START MATERIAL PROVIDED

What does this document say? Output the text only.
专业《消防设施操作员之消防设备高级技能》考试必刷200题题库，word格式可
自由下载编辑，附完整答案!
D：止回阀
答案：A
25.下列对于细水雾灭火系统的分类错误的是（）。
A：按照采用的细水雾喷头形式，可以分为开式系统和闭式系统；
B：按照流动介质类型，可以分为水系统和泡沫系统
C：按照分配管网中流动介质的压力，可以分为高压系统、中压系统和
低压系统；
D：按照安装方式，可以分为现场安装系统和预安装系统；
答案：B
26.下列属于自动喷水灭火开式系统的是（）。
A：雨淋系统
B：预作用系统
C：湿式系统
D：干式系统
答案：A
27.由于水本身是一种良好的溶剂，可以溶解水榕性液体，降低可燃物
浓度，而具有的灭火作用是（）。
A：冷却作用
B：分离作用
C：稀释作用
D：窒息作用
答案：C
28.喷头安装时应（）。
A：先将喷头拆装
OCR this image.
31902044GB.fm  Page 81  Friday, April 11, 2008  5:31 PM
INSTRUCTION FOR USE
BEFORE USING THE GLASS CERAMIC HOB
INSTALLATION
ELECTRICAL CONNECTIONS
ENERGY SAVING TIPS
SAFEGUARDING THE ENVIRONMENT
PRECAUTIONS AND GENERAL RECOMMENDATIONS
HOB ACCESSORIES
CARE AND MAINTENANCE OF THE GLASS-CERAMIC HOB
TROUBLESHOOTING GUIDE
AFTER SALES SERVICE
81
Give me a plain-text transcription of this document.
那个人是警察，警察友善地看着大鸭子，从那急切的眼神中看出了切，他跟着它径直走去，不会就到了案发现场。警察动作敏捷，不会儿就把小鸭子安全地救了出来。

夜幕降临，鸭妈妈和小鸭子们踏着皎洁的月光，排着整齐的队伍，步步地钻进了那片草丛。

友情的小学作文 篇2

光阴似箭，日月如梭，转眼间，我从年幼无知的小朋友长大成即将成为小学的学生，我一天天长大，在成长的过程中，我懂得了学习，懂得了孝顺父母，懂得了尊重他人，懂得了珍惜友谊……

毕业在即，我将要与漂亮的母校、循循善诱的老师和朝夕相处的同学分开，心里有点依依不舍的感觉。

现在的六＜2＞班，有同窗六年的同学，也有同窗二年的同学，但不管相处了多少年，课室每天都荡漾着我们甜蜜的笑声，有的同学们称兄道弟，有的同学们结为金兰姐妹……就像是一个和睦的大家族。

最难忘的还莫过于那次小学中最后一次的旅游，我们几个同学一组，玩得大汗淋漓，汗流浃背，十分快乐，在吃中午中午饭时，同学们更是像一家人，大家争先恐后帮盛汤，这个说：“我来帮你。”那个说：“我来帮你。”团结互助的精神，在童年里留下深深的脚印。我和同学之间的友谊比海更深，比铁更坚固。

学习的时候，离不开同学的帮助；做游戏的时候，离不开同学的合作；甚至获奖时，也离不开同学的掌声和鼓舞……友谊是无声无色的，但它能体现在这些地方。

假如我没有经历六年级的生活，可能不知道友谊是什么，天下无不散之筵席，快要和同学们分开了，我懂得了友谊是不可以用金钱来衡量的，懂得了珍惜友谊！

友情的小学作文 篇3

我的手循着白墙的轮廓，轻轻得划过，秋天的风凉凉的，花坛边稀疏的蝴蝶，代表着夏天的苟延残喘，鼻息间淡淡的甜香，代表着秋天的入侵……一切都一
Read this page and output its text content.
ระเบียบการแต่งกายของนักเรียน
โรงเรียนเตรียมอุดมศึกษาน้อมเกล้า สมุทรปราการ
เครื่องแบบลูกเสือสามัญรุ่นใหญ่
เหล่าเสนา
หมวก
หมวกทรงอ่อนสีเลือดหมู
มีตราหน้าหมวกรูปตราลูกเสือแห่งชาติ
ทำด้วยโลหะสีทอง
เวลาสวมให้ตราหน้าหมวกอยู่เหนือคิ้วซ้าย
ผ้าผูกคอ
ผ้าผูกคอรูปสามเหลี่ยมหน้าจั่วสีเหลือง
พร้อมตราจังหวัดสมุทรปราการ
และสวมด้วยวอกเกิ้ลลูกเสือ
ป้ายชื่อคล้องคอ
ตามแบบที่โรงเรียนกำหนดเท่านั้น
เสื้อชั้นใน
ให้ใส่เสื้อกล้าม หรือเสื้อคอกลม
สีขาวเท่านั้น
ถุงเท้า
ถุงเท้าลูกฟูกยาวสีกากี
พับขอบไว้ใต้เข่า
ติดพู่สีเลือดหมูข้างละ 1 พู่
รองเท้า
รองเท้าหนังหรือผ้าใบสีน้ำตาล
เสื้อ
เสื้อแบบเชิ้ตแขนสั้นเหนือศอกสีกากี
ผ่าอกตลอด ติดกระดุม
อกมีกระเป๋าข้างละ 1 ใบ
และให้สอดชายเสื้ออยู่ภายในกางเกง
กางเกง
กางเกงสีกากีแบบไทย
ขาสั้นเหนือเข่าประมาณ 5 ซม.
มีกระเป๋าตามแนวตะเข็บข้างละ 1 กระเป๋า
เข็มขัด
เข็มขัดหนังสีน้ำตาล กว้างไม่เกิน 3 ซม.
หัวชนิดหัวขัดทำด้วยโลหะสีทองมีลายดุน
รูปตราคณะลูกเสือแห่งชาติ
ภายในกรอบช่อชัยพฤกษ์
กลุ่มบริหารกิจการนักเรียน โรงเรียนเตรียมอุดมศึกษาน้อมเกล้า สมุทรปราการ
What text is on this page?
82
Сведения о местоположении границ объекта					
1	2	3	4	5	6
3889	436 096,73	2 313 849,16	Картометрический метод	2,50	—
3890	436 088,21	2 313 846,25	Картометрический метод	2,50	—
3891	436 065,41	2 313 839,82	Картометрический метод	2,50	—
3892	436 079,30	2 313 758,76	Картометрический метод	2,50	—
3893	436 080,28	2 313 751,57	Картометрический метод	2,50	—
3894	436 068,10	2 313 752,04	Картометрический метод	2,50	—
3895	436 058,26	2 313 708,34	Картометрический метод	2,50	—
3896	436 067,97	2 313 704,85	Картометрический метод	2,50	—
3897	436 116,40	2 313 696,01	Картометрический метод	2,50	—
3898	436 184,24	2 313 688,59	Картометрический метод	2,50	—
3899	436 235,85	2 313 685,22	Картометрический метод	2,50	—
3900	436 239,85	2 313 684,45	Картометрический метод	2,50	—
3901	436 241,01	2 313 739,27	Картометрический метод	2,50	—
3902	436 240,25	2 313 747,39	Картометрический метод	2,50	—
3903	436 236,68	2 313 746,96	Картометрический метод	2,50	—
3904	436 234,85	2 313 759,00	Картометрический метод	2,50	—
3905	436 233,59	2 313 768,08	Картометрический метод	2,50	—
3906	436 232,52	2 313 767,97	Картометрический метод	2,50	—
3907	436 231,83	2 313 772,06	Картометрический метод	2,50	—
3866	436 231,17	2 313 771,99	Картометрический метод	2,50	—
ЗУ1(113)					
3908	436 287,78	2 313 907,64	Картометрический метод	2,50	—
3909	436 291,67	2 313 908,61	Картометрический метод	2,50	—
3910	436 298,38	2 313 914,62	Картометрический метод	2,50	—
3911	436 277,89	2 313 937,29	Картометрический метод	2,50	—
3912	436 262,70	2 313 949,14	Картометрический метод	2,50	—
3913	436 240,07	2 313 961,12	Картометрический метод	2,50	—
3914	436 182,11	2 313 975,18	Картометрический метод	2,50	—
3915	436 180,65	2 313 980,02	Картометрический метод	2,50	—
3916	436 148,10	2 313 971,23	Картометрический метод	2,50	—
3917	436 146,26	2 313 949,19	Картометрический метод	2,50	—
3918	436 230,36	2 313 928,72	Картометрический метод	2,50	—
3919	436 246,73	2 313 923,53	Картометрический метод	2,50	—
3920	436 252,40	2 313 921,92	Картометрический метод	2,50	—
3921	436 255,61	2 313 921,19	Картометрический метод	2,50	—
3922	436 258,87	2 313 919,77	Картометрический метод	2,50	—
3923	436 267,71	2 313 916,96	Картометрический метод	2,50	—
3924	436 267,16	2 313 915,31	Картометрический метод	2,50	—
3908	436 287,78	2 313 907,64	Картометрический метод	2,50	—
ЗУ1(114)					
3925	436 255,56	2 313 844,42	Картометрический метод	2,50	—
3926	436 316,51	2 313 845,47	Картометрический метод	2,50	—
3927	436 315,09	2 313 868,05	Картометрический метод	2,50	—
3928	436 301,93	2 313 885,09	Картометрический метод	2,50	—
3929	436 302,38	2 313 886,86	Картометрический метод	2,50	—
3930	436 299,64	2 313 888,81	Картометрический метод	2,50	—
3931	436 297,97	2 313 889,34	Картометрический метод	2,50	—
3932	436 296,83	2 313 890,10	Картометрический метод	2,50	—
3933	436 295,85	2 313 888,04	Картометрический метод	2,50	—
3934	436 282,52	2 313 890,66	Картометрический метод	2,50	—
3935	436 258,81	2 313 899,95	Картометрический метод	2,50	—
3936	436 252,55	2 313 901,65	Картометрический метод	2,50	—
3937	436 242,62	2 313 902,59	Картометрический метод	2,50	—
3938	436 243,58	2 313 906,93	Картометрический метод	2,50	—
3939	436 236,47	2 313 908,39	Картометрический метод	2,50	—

END MATERIAL PROVIDED

**WHAT YOU WILL DO:**
Where a line contains the string "document", extract that line.

**RESULT FOR THIS EXERCISE:**
What does this document say? Output the text only.
Give me a plain-text transcription of this document.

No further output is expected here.